Exercise prompt
Return verbatim every line from the start of the entries through the line containing "cds-forward[interactable] xyxy=(305,276,344,307)", with both ends included.

Spatial layout entries
- - - - -
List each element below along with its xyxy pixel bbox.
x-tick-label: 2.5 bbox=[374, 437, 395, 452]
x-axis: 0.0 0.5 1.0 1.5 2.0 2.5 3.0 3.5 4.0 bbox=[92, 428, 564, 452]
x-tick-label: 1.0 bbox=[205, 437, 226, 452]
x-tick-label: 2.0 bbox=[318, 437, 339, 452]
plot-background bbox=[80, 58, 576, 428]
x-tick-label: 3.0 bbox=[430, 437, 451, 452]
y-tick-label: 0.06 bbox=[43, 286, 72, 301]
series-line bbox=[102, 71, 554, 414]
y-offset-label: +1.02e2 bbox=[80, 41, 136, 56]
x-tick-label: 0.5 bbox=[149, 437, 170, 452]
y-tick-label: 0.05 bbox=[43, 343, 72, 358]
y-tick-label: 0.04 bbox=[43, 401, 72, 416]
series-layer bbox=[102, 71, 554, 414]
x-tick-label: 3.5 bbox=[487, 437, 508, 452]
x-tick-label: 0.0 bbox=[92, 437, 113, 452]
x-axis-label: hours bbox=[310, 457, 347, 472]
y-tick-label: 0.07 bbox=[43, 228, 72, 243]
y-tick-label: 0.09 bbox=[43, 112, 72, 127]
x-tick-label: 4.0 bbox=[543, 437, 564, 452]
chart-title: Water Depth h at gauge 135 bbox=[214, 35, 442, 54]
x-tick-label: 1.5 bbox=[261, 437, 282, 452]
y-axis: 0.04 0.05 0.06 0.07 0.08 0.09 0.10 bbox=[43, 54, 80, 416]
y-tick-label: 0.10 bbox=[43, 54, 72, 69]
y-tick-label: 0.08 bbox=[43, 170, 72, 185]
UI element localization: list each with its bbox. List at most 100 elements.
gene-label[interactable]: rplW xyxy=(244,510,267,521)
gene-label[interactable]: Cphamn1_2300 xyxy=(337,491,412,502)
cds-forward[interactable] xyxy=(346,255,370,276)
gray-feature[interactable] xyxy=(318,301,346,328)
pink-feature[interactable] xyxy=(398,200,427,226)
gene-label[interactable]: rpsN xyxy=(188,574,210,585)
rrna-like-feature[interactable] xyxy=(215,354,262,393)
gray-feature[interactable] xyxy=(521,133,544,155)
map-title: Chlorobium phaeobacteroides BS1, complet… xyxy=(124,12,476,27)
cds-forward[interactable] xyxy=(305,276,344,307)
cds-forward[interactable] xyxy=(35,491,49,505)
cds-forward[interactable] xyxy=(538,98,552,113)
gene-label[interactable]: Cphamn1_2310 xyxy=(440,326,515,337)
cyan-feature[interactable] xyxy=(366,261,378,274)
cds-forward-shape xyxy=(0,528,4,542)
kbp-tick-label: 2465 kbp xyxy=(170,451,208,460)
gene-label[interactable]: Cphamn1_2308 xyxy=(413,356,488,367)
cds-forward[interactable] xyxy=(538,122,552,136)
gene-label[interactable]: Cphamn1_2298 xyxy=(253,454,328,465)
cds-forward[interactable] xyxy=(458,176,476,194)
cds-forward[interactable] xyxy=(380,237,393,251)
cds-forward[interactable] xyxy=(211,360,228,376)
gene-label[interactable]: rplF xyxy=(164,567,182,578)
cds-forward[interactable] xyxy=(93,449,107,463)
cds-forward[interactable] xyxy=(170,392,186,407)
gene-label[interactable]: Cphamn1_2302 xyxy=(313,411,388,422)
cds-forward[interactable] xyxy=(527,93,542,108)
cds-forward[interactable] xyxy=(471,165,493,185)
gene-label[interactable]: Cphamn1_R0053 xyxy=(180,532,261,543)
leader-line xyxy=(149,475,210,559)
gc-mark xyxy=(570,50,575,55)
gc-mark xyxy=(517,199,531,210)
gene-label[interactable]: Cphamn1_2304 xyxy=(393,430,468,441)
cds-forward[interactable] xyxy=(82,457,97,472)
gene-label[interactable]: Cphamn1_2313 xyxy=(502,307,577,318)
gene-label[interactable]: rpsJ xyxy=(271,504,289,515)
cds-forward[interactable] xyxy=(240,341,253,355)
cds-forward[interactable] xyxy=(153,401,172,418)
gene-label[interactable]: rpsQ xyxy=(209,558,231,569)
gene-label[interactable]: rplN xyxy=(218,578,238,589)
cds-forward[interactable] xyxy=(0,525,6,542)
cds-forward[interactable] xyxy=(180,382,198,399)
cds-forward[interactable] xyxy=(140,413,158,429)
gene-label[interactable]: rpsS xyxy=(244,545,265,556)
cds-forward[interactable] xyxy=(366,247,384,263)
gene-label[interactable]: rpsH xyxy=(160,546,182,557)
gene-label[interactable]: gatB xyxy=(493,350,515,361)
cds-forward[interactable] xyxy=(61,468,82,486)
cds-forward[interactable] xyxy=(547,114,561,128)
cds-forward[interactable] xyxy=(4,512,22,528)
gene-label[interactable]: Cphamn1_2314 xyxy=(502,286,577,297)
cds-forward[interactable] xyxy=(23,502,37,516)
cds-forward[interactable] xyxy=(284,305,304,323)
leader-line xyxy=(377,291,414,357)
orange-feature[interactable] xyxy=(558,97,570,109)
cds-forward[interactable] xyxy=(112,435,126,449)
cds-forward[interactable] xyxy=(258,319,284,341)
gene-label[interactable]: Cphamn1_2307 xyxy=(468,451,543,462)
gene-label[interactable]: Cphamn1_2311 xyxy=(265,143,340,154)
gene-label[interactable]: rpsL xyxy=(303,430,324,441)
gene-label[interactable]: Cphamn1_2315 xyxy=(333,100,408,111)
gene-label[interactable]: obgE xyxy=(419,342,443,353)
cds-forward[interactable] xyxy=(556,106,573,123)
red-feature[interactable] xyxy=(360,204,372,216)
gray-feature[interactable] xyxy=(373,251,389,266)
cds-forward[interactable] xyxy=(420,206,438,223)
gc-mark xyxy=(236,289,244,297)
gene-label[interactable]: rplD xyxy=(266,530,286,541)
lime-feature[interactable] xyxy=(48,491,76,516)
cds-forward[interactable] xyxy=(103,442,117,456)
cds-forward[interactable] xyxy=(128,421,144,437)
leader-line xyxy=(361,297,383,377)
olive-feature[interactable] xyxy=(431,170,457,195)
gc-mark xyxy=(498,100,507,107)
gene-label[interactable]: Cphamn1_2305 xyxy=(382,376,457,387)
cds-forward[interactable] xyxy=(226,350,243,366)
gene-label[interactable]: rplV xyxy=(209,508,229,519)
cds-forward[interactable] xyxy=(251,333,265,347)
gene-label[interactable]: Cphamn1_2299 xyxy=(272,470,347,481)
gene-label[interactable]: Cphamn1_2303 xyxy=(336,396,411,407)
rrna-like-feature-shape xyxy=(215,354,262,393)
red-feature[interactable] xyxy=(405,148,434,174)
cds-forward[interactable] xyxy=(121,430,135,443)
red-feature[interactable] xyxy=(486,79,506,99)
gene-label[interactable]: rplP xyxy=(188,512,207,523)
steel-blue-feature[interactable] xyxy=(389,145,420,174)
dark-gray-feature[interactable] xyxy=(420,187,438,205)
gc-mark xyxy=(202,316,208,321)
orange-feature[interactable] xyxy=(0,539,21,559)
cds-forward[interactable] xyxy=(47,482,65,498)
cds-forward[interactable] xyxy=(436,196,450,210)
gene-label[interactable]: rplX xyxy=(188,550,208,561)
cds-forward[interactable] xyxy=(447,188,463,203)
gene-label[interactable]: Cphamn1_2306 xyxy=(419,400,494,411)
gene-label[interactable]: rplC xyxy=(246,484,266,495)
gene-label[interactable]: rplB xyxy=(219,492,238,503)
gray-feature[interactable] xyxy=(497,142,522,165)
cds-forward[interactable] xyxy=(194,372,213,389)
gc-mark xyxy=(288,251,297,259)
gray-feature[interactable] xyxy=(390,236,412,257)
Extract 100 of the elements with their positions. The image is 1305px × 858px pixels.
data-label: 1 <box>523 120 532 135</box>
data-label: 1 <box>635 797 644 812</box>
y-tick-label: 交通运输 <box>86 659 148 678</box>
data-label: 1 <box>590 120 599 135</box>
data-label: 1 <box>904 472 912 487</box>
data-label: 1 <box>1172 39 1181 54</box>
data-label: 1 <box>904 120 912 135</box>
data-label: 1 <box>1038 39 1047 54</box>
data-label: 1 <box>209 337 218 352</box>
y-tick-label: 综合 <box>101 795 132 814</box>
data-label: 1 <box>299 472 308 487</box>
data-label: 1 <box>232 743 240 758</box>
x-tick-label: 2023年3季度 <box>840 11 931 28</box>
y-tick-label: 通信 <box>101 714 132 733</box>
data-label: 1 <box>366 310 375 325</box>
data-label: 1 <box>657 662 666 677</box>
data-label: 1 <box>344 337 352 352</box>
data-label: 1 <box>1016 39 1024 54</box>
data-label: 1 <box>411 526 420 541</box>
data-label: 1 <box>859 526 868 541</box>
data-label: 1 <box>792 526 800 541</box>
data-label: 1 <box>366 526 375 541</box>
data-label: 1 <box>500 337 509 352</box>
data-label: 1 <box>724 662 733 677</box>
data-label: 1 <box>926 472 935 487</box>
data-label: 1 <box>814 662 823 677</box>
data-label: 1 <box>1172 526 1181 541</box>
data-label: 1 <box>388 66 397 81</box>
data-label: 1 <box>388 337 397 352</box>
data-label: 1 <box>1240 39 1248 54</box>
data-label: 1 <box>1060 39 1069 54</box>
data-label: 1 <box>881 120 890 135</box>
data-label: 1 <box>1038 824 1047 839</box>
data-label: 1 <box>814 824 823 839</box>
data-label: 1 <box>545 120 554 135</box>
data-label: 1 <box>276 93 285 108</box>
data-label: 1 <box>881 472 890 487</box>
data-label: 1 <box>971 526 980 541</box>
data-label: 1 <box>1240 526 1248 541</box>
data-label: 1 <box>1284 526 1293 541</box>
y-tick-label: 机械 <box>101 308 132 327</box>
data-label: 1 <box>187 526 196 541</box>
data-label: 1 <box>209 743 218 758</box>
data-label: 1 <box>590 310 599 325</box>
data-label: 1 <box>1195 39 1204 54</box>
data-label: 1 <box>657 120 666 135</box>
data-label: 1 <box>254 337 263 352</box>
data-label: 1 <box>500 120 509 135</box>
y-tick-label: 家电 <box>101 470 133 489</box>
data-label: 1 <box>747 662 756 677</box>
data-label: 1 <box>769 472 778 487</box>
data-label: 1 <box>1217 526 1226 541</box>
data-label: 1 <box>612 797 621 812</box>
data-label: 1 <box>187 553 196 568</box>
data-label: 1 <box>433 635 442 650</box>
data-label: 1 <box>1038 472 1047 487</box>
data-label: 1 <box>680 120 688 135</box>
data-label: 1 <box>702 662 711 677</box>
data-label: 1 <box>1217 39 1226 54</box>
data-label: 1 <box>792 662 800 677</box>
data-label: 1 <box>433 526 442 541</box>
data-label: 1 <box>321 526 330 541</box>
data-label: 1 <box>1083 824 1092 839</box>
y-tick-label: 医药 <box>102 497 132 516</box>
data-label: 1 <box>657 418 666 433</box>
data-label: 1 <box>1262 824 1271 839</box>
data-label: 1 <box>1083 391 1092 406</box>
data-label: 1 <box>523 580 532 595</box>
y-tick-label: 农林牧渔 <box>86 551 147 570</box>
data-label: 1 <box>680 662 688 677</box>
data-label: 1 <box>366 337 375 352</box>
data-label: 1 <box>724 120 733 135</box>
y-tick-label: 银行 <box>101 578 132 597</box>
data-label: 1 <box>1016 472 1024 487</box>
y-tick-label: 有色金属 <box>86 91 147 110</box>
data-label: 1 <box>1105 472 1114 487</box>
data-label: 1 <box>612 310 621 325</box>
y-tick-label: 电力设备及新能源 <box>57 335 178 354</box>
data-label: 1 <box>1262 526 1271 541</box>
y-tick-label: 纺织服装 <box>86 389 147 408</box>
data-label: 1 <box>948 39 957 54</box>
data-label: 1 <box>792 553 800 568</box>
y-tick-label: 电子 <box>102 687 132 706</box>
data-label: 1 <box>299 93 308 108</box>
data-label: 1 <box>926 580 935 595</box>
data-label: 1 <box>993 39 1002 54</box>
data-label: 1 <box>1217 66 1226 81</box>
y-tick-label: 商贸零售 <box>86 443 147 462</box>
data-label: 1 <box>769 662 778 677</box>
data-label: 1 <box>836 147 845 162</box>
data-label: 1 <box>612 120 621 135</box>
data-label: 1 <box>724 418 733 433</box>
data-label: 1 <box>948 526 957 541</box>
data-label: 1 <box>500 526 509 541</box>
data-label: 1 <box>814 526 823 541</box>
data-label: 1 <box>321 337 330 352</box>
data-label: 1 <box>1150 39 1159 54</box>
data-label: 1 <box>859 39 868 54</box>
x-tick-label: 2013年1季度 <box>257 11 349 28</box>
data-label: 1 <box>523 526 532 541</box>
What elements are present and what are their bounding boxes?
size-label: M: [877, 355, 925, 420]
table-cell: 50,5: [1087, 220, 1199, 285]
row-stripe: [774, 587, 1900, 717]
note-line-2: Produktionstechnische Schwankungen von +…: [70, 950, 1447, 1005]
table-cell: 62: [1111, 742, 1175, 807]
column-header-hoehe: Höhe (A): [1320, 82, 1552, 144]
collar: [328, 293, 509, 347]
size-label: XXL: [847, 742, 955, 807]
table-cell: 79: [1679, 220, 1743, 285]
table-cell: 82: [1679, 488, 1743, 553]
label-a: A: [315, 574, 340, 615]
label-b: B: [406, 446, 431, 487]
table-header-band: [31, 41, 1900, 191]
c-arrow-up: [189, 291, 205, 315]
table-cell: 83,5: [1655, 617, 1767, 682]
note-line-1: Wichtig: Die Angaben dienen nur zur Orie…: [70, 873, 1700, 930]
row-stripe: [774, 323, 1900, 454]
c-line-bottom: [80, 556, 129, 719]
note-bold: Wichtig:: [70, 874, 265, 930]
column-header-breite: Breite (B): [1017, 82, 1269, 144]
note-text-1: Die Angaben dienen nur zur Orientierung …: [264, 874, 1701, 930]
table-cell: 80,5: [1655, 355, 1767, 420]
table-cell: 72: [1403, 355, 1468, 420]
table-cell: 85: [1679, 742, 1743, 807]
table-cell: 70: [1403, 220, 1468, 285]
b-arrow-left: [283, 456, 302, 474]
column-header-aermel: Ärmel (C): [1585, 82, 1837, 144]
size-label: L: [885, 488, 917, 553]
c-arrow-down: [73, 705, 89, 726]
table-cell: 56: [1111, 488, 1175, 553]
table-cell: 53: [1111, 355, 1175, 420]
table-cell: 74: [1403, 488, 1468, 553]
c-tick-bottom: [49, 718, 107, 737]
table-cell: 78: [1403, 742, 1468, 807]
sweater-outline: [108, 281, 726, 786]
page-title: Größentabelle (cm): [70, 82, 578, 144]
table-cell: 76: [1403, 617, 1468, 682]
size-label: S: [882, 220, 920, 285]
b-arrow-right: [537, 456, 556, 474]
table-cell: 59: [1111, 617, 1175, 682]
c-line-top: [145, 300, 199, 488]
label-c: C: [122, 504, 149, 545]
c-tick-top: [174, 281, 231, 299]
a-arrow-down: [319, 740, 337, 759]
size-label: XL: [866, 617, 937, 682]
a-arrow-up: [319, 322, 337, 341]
- - - - -
Expected output
List each element below along with its xyxy pixel bbox.
x-tick-label: 2.5 bbox=[374, 437, 395, 452]
x-axis: 0.0 0.5 1.0 1.5 2.0 2.5 3.0 3.5 4.0 bbox=[92, 428, 564, 452]
x-tick-label: 1.0 bbox=[205, 437, 226, 452]
x-tick-label: 2.0 bbox=[318, 437, 339, 452]
plot-background bbox=[80, 58, 576, 428]
x-tick-label: 3.0 bbox=[430, 437, 451, 452]
y-tick-label: 0.06 bbox=[43, 286, 72, 301]
series-line bbox=[102, 71, 554, 414]
y-offset-label: +1.02e2 bbox=[80, 41, 136, 56]
x-tick-label: 0.5 bbox=[149, 437, 170, 452]
y-tick-label: 0.05 bbox=[43, 343, 72, 358]
y-tick-label: 0.04 bbox=[43, 401, 72, 416]
series-layer bbox=[102, 71, 554, 414]
x-tick-label: 3.5 bbox=[487, 437, 508, 452]
x-tick-label: 0.0 bbox=[92, 437, 113, 452]
x-axis-label: hours bbox=[310, 457, 347, 472]
y-tick-label: 0.07 bbox=[43, 228, 72, 243]
y-tick-label: 0.09 bbox=[43, 112, 72, 127]
x-tick-label: 4.0 bbox=[543, 437, 564, 452]
chart-title: Water Depth h at gauge 135 bbox=[214, 35, 442, 54]
x-tick-label: 1.5 bbox=[261, 437, 282, 452]
y-axis: 0.04 0.05 0.06 0.07 0.08 0.09 0.10 bbox=[43, 54, 80, 416]
y-tick-label: 0.10 bbox=[43, 54, 72, 69]
y-tick-label: 0.08 bbox=[43, 170, 72, 185]
UI element localization: list each with its bbox. List at most 100 elements.
gene-label[interactable]: rplW xyxy=(244,510,267,521)
gene-label[interactable]: Cphamn1_2300 xyxy=(337,491,412,502)
cds-forward[interactable] xyxy=(346,255,370,276)
gray-feature[interactable] xyxy=(318,301,346,328)
pink-feature[interactable] xyxy=(398,200,427,226)
gene-label[interactable]: rpsN xyxy=(188,574,210,585)
rrna-like-feature[interactable] xyxy=(215,354,262,393)
gray-feature[interactable] xyxy=(521,133,544,155)
map-title: Chlorobium phaeobacteroides BS1, complet… xyxy=(124,12,476,27)
cds-forward[interactable] xyxy=(305,276,344,307)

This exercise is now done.